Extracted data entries
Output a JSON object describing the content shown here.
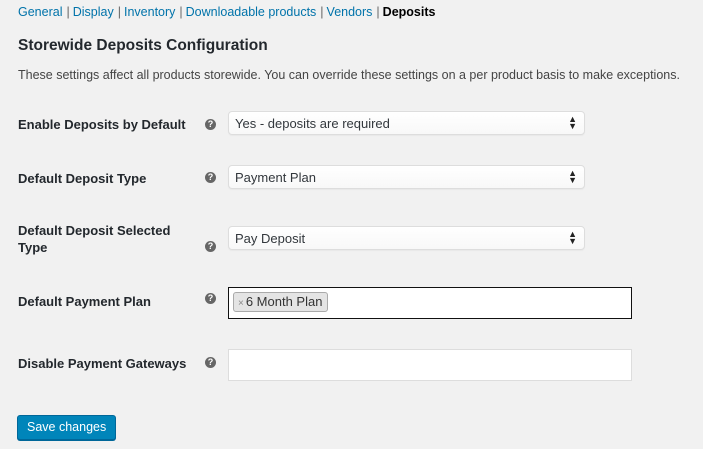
{
  "subnav": {
    "items": [
      {
        "label": "General"
      },
      {
        "label": "Display"
      },
      {
        "label": "Inventory"
      },
      {
        "label": "Downloadable products"
      },
      {
        "label": "Vendors"
      },
      {
        "label": "Deposits"
      }
    ],
    "separator": "|",
    "current": "Deposits"
  },
  "section": {
    "title": "Storewide Deposits Configuration",
    "description": "These settings affect all products storewide. You can override these settings on a per product basis to make exceptions."
  },
  "help_icon_glyph": "?",
  "fields": {
    "enable_deposits": {
      "label": "Enable Deposits by Default",
      "value": "Yes - deposits are required",
      "icon": "help-icon"
    },
    "deposit_type": {
      "label": "Default Deposit Type",
      "value": "Payment Plan",
      "icon": "help-icon"
    },
    "deposit_selected_type": {
      "label": "Default Deposit Selected Type",
      "value": "Pay Deposit",
      "icon": "help-icon"
    },
    "payment_plan": {
      "label": "Default Payment Plan",
      "tags": [
        "6 Month Plan"
      ],
      "remove_glyph": "×",
      "icon": "help-icon"
    },
    "disable_gateways": {
      "label": "Disable Payment Gateways",
      "tags": [],
      "icon": "help-icon"
    }
  },
  "save_button": {
    "label": "Save changes"
  },
  "colors": {
    "link": "#0073aa",
    "primary_button": "#0085ba",
    "background": "#f1f1f1"
  }
}
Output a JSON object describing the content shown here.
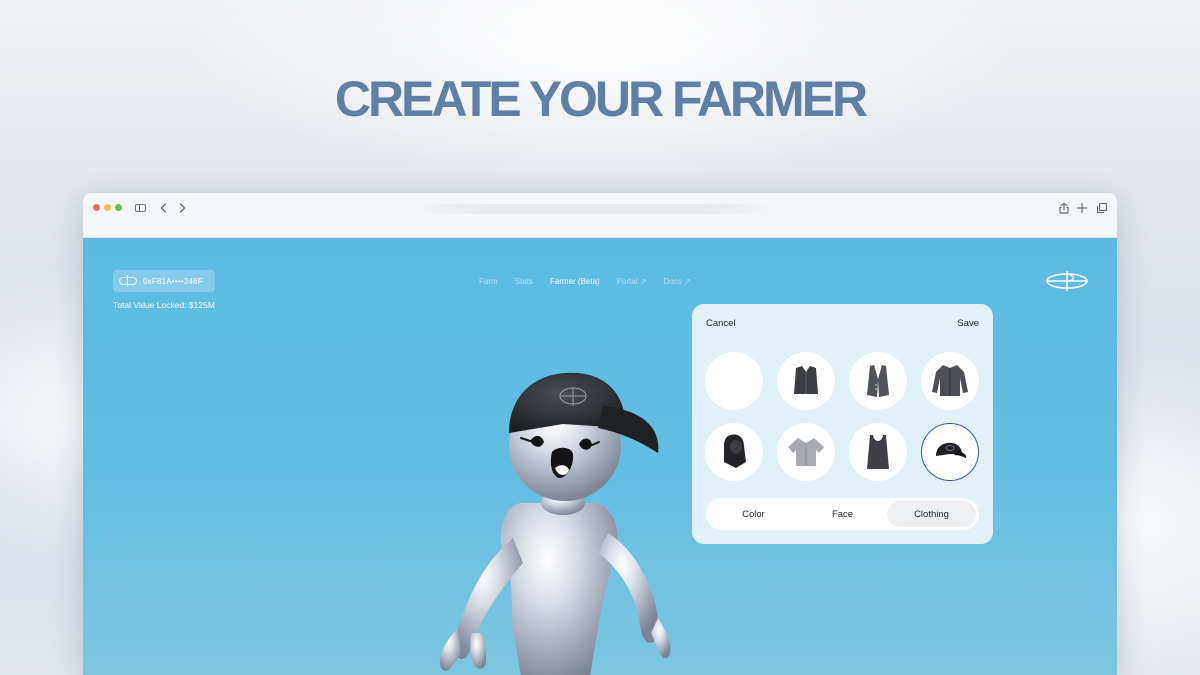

### Task statement
Quote the records above in full, dropping each picture.

### Exercise result
Output a JSON object describing the content shown here.
{
  "subnav": {
    "items": [
      {
        "label": "General"
      },
      {
        "label": "Display"
      },
      {
        "label": "Inventory"
      },
      {
        "label": "Downloadable products"
      },
      {
        "label": "Vendors"
      },
      {
        "label": "Deposits"
      }
    ],
    "separator": "|",
    "current": "Deposits"
  },
  "section": {
    "title": "Storewide Deposits Configuration",
    "description": "These settings affect all products storewide. You can override these settings on a per product basis to make exceptions."
  },
  "help_icon_glyph": "?",
  "fields": {
    "enable_deposits": {
      "label": "Enable Deposits by Default",
      "value": "Yes - deposits are required",
      "icon": "help-icon"
    },
    "deposit_type": {
      "label": "Default Deposit Type",
      "value": "Payment Plan",
      "icon": "help-icon"
    },
    "deposit_selected_type": {
      "label": "Default Deposit Selected Type",
      "value": "Pay Deposit",
      "icon": "help-icon"
    },
    "payment_plan": {
      "label": "Default Payment Plan",
      "tags": [
        "6 Month Plan"
      ],
      "remove_glyph": "×",
      "icon": "help-icon"
    },
    "disable_gateways": {
      "label": "Disable Payment Gateways",
      "tags": [],
      "icon": "help-icon"
    }
  },
  "save_button": {
    "label": "Save changes"
  },
  "colors": {
    "link": "#0073aa",
    "primary_button": "#0085ba",
    "background": "#f1f1f1"
  }
}
Output a JSON object describing the content shown here.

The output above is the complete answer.